▶ Exercise objective: Copy the material from the line with "- slice-label: 英语: [340, 62, 362, 76]" to the line with "Annotate this image: element", swapping "data-label" for "percent-label" and leaving everything else unchanged.
━━ Supplied material
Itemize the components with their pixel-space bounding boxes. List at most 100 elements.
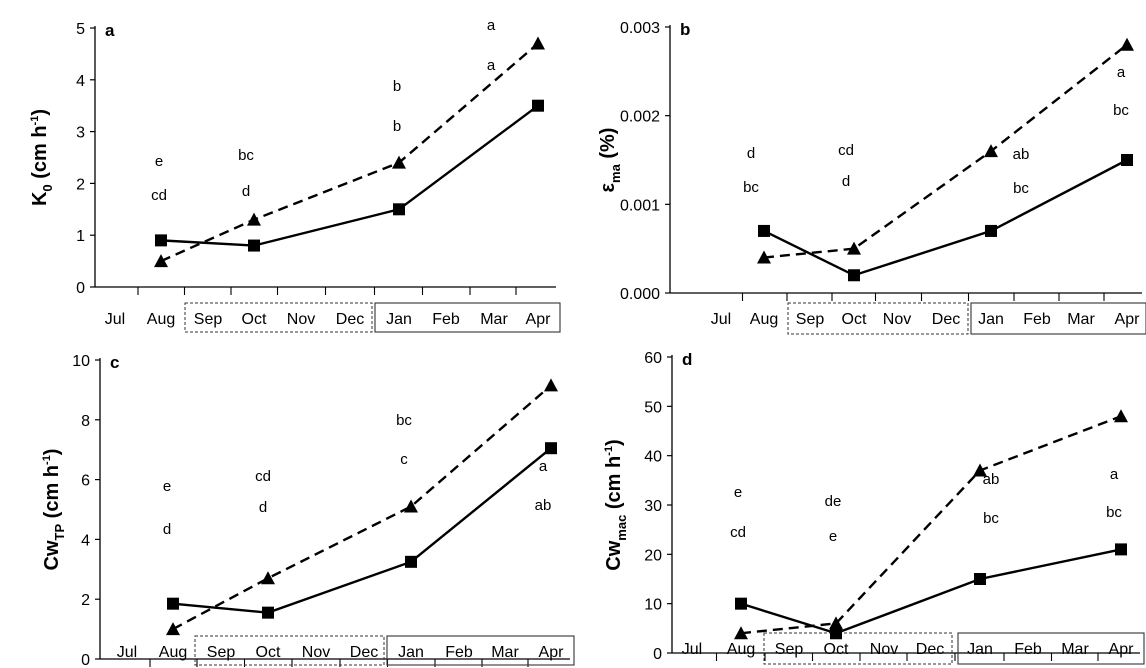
y-label-unit: (cm h xyxy=(603,456,625,515)
season-box-solid xyxy=(970,302,1146,335)
x-tick-label: Jan xyxy=(967,641,993,658)
data-point-square xyxy=(848,269,860,282)
data-point-square xyxy=(532,99,544,112)
x-tick-label: Aug xyxy=(159,644,187,661)
sig-letter: e xyxy=(829,528,837,545)
x-tick-label: Nov xyxy=(302,644,330,661)
y-tick-label: 0.000 xyxy=(620,286,660,303)
y-label-main: Cw xyxy=(41,540,63,570)
x-tick-label: Feb xyxy=(432,311,460,328)
data-point-triangle xyxy=(973,463,987,477)
y-tick-label: 2 xyxy=(81,592,90,609)
series-line-solid xyxy=(172,447,552,614)
data-point-square xyxy=(393,203,405,216)
sig-letter: a xyxy=(539,458,548,475)
panel-letter: b xyxy=(680,20,690,39)
season-box-solid xyxy=(374,302,561,333)
x-tick-label: Mar xyxy=(491,644,519,661)
y-label-sub: mac xyxy=(614,515,629,541)
sig-letter: b xyxy=(393,118,401,135)
y-label-main: ε xyxy=(597,182,619,192)
sig-letter: d xyxy=(163,521,171,538)
data-point-triangle xyxy=(1114,409,1128,423)
sig-letter: bc xyxy=(396,412,412,429)
y-tick-label: 5 xyxy=(76,21,85,38)
sig-letter: bc xyxy=(1013,180,1029,197)
x-tick-label: Jan xyxy=(978,311,1004,328)
sig-letter: d xyxy=(747,145,755,162)
y-axis-label: εma (%) xyxy=(597,128,623,193)
x-tick-label: Feb xyxy=(1014,641,1042,658)
x-tick-label: Feb xyxy=(1023,311,1051,328)
sig-letter: c xyxy=(400,451,408,468)
x-tick-label: Feb xyxy=(445,644,473,661)
y-tick-label: 6 xyxy=(81,473,90,490)
data-point-square xyxy=(974,573,986,585)
x-tick-label: Jan xyxy=(386,311,412,328)
data-point-square xyxy=(155,234,167,247)
x-tick-label: Aug xyxy=(750,311,778,328)
y-tick-label: 0.003 xyxy=(620,20,660,37)
y-label-main: Cw xyxy=(603,540,625,570)
season-box-dashed xyxy=(194,635,385,666)
y-label-unit-end: ) xyxy=(41,449,63,456)
y-label-sup: -1 xyxy=(41,455,53,465)
sig-letter: a xyxy=(1117,64,1126,81)
x-tick-label: Oct xyxy=(842,311,867,328)
y-axis-label: Cwmac (cm h-1) xyxy=(603,439,629,570)
y-label-sub: TP xyxy=(52,524,67,541)
series-line-dashed xyxy=(172,384,552,631)
y-tick-label: 60 xyxy=(644,350,662,367)
series-line-dashed xyxy=(763,43,1128,259)
x-tick-label: Apr xyxy=(539,644,565,661)
y-tick-label: 0.001 xyxy=(620,197,660,214)
y-axis-label: K0 (cm h-1) xyxy=(29,109,55,206)
y-label-unit-end: ) xyxy=(603,439,625,446)
data-point-square xyxy=(735,597,747,610)
data-point-triangle xyxy=(166,622,180,636)
y-tick-label: 50 xyxy=(644,399,662,416)
x-tick-label: Jul xyxy=(105,311,125,328)
x-tick-label: Oct xyxy=(256,644,281,661)
x-tick-label: Nov xyxy=(287,311,315,328)
x-tick-label: Sep xyxy=(775,641,804,658)
y-tick-label: 0 xyxy=(81,652,90,668)
y-label-unit-end: ) xyxy=(29,109,51,116)
sig-letter: ab xyxy=(1013,146,1030,163)
sig-letter: a xyxy=(487,17,496,34)
x-tick-label: Nov xyxy=(870,641,898,658)
sig-letter: de xyxy=(825,493,842,510)
data-point-square xyxy=(1115,543,1127,556)
y-tick-label: 4 xyxy=(76,73,85,90)
x-tick-label: Jul xyxy=(117,644,137,661)
y-tick-label: 1 xyxy=(76,228,85,245)
y-tick-label: 0 xyxy=(653,646,662,663)
season-box-solid xyxy=(957,632,1145,665)
y-tick-label: 4 xyxy=(81,532,90,549)
data-point-square xyxy=(248,239,260,252)
sig-letter: bc xyxy=(983,510,999,527)
data-point-square xyxy=(758,224,770,237)
sig-letter: e xyxy=(155,153,163,170)
y-tick-label: 20 xyxy=(644,547,662,564)
sig-letter: e xyxy=(734,484,742,501)
sig-letter: cd xyxy=(730,524,746,541)
sig-letter: a xyxy=(1110,466,1119,483)
x-tick-label: Oct xyxy=(242,311,267,328)
x-tick-label: Oct xyxy=(824,641,849,658)
x-tick-label: Dec xyxy=(336,311,364,328)
sig-letter: cd xyxy=(255,468,271,485)
y-label-sub: 0 xyxy=(40,184,55,191)
season-box-dashed xyxy=(184,302,373,333)
data-point-triangle xyxy=(734,626,748,640)
sig-letter: d xyxy=(259,499,267,516)
panel-a: 0 1 2 3 4 5 Jul Aug Sep Oct Nov Dec Jan Feb Mar Apr e cd b… xyxy=(29,17,561,333)
x-tick-label: Jul xyxy=(711,311,731,328)
sig-letter: d xyxy=(842,173,850,190)
sig-letter: cd xyxy=(151,187,167,204)
sig-letter: bc xyxy=(238,147,254,164)
x-tick-label: Sep xyxy=(207,644,236,661)
panel-letter: c xyxy=(110,353,119,372)
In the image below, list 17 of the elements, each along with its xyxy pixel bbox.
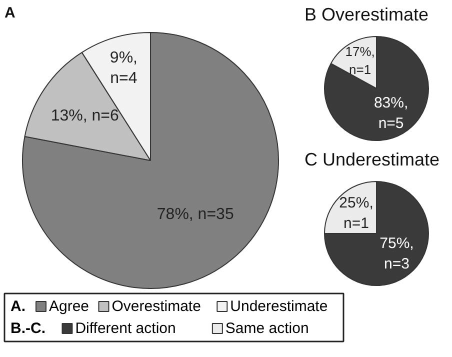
data-label: 83%, n=5: [374, 94, 408, 132]
chart-title: A: [4, 4, 16, 22]
chart-title: B Overestimate: [304, 4, 429, 24]
data-label: 13%, n=6: [50, 107, 119, 124]
data-label: 75%, n=3: [380, 235, 414, 272]
data-label: 25%, n=1: [339, 194, 374, 232]
legend-label: Agree: [48, 298, 90, 315]
legend-title: B.-C.: [10, 320, 46, 337]
legend-title: A.: [10, 298, 26, 315]
data-label: 78%, n=35: [156, 206, 234, 224]
chart-title: C Underestimate: [304, 150, 440, 170]
data-label: 17%, n=1: [345, 44, 375, 78]
legend-label: Overestimate: [112, 298, 201, 315]
legend-label: Underestimate: [230, 298, 328, 315]
data-label: 9%, n=4: [110, 50, 138, 88]
legend-label: Different action: [75, 320, 176, 337]
legend-label: Same action: [225, 320, 309, 337]
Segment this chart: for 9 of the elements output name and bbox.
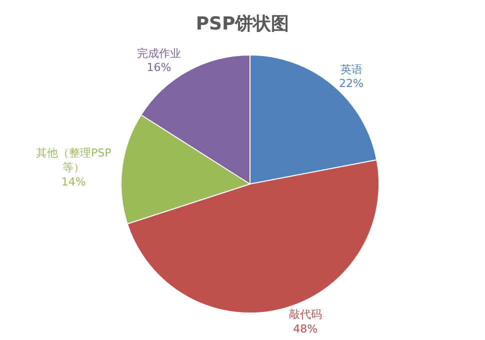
- slice-label: 英语: [340, 62, 362, 76]
- chart-title: PSP饼状图: [196, 14, 290, 35]
- slice-label: 完成作业: [137, 46, 182, 60]
- data-label: 48%: [293, 322, 318, 336]
- data-label: 16%: [146, 61, 172, 74]
- data-label: 14%: [61, 175, 86, 188]
- slice-label: 敲代码: [288, 308, 322, 322]
- data-label: 22%: [339, 77, 364, 90]
- slice-label: 其他（整理PSP等）: [36, 146, 112, 174]
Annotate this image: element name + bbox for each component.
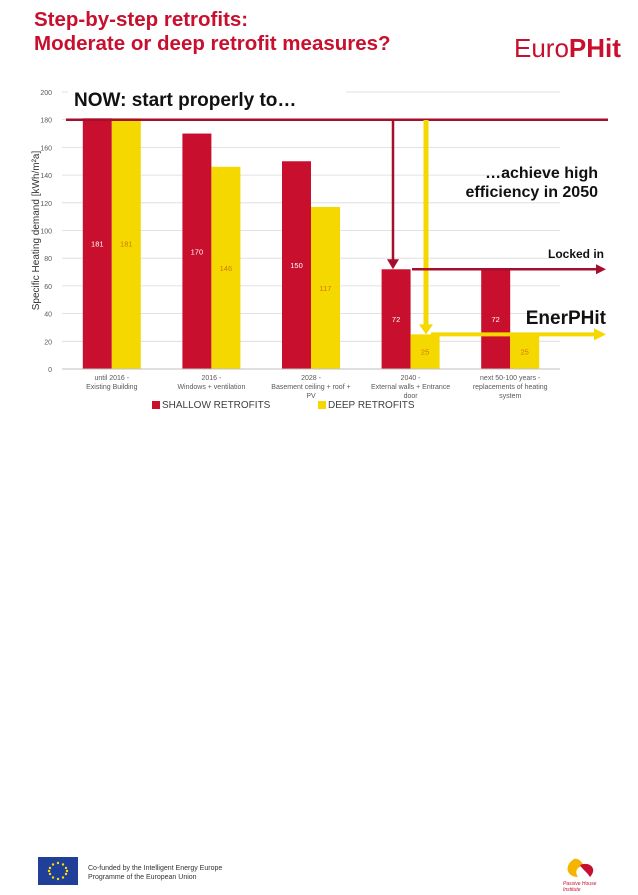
pht-logo-text: Passive House Institute: [563, 881, 603, 893]
x-tick-label: External walls + Entrance: [371, 384, 450, 391]
y-tick-label: 200: [40, 90, 52, 97]
data-label: 117: [320, 284, 332, 293]
bar-deep: [410, 334, 440, 369]
bar-shallow: [381, 269, 411, 369]
enerphit-arrow-head: [594, 328, 606, 341]
x-tick-label: door: [404, 393, 419, 400]
legend-label-shallow: SHALLOW RETROFITS: [162, 400, 271, 411]
data-label: 72: [392, 315, 400, 324]
europhit-logo: EuroPHit: [514, 34, 621, 62]
bar-shallow: [82, 118, 112, 369]
title-line-1: Step-by-step retrofits:: [34, 8, 249, 31]
x-tick-label: replacements of heating: [473, 384, 548, 391]
data-label: 181: [91, 240, 104, 249]
x-tick-label: Windows + ventilation: [177, 384, 245, 391]
x-tick-label: Existing Building: [86, 384, 137, 391]
x-tick-label: 2040 -: [401, 375, 422, 382]
data-label: 146: [220, 264, 233, 273]
bar-shallow: [481, 269, 511, 369]
annotation-enerphit: EnerPHit: [526, 308, 607, 329]
annotation-achieve-2: efficiency in 2050: [465, 184, 598, 201]
legend-swatch-deep: [318, 401, 326, 409]
y-tick-label: 160: [40, 145, 52, 152]
y-tick-label: 80: [44, 256, 52, 263]
y-tick-label: 120: [40, 201, 52, 208]
eu-stars-icon: [47, 861, 69, 881]
annotation-achieve-1: …achieve high: [485, 165, 598, 182]
x-tick-label: system: [499, 393, 521, 400]
shallow-arrow-head: [387, 259, 399, 270]
logo-part-1: Euro: [514, 33, 569, 63]
bar-shallow: [282, 161, 311, 369]
bar-shallow: [182, 133, 212, 369]
x-tick-label: Basement ceiling + roof +: [271, 384, 350, 391]
bar-deep: [111, 118, 141, 369]
title-line-2: Moderate or deep retrofit measures?: [34, 32, 391, 55]
logo-part-2: PHit: [568, 33, 621, 63]
data-label: 25: [421, 348, 429, 357]
cofunded-line-1: Co-funded by the Intelligent Energy Euro…: [88, 865, 223, 872]
y-tick-label: 180: [40, 118, 52, 125]
x-tick-label: until 2016 -: [94, 375, 129, 382]
y-tick-label: 20: [44, 339, 52, 346]
legend-swatch-shallow: [152, 401, 160, 409]
slide-title: Step-by-step retrofits: Moderate or deep…: [34, 8, 391, 56]
data-label: 150: [290, 261, 303, 270]
data-label: 181: [120, 240, 133, 249]
deep-arrow-head: [419, 324, 433, 335]
cofunded-line-2: Programme of the European Union: [88, 874, 197, 881]
pht-line-2: Institute: [563, 887, 581, 893]
x-tick-label: 2028 -: [301, 375, 322, 382]
y-tick-label: 100: [40, 229, 52, 236]
x-tick-label: PV: [306, 393, 316, 400]
x-tick-label: next 50-100 years -: [480, 375, 541, 382]
y-tick-label: 140: [40, 173, 52, 180]
annotation-locked-in: Locked in: [548, 247, 604, 261]
y-tick-label: 40: [44, 312, 52, 319]
footer: Co-funded by the Intelligent Energy Euro…: [0, 423, 638, 893]
legend-label-deep: DEEP RETROFITS: [328, 400, 415, 411]
locked-in-arrow-head: [596, 264, 606, 275]
bar-deep: [510, 334, 540, 369]
annotation-now: NOW: start properly to…: [74, 90, 296, 111]
y-tick-label: 60: [44, 284, 52, 291]
bar-deep: [211, 166, 241, 369]
y-tick-label: 0: [48, 367, 52, 374]
data-label: 25: [521, 348, 529, 357]
x-tick-label: 2016 -: [201, 375, 222, 382]
now-text-bg: [68, 82, 346, 112]
eu-flag-icon: [38, 857, 78, 885]
bar-deep: [311, 206, 340, 369]
data-label: 170: [191, 247, 204, 256]
heating-demand-chart: 0 20 40 60 80 100 120 140 160 180 200 Specific Heat…: [31, 82, 608, 411]
data-label: 72: [492, 315, 500, 324]
y-axis-label: Specific Heating demand [kWh/m²a]: [31, 151, 42, 311]
cofunded-text: Co-funded by the Intelligent Energy Euro…: [88, 864, 222, 882]
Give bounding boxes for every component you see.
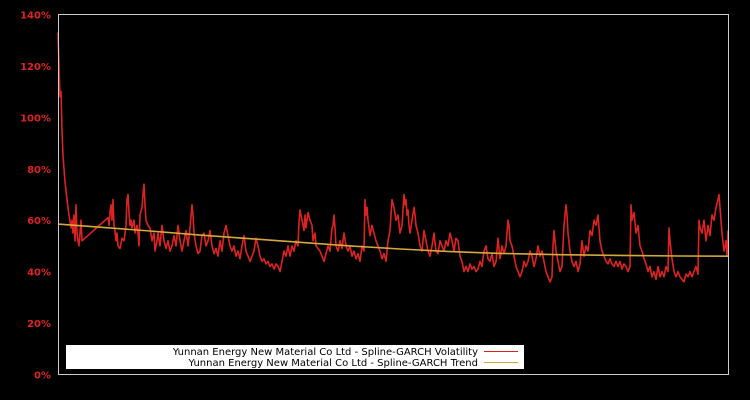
y-tick-label: 0% (34, 371, 51, 382)
plot-area (57, 32, 729, 283)
trend-line (57, 223, 729, 258)
legend-box (66, 345, 524, 369)
legend-label-trend: Yunnan Energy New Material Co Ltd - Spli… (188, 358, 479, 369)
volatility-line (57, 32, 729, 283)
y-tick-label: 60% (27, 216, 51, 227)
y-tick-label: 80% (27, 165, 51, 176)
plot-frame (58, 14, 729, 375)
legend-label-volatility: Yunnan Energy New Material Co Ltd - Spli… (172, 347, 478, 358)
y-tick-label: 140% (20, 11, 51, 22)
y-axis: 0% 20% 40% 60% 80% 100% 120% 140% (20, 11, 51, 382)
y-tick-label: 120% (20, 62, 51, 73)
y-tick-label: 100% (20, 113, 51, 124)
y-tick-label: 40% (27, 268, 51, 279)
y-tick-label: 20% (27, 319, 51, 330)
legend: Yunnan Energy New Material Co Ltd - Spli… (66, 345, 524, 369)
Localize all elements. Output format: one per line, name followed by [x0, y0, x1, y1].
━━━━
▶ Answer for the task:
- slice-label: 英语: [340, 62, 362, 76]
- chart-title: PSP饼状图: [196, 14, 290, 35]
- slice-label: 完成作业: [137, 46, 182, 60]
- percent-label: 48%: [293, 322, 318, 336]
- percent-label: 16%: [146, 61, 172, 74]
- percent-label: 14%: [61, 175, 86, 188]
- slice-label: 敲代码: [288, 308, 322, 322]
- percent-label: 22%: [339, 77, 364, 90]
- slice-label: 其他（整理PSP等）: [36, 146, 112, 174]
Annotate this image: element name + bbox for each component.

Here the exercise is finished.